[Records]
-=-=-=-=-
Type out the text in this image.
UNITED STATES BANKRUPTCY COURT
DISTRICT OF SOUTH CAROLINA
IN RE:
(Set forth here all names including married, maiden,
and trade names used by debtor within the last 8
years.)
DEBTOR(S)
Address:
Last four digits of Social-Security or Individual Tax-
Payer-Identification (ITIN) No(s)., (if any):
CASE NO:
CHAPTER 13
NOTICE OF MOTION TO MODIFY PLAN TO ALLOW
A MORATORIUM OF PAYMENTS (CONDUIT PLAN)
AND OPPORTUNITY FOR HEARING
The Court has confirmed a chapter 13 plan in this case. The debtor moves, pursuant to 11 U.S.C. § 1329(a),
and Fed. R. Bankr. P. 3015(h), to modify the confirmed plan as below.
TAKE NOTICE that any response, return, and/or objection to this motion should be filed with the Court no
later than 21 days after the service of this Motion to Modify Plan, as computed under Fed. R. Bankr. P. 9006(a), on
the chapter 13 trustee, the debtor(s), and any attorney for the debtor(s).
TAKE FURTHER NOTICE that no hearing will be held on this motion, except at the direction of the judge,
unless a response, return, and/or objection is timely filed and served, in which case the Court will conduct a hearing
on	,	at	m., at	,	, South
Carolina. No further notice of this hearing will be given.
-=-=-=-=-
== Problem to solve ==
Which lines hold the word "will"? Return all of them from the records above.

== Solution ==
TAKE FURTHER NOTICE that no hearing will be held on this motion, except at the direction of the judge,
unless a response, return, and/or objection is timely filed and served, in which case the Court will conduct a hearing
Carolina. No further notice of this hearing will be given.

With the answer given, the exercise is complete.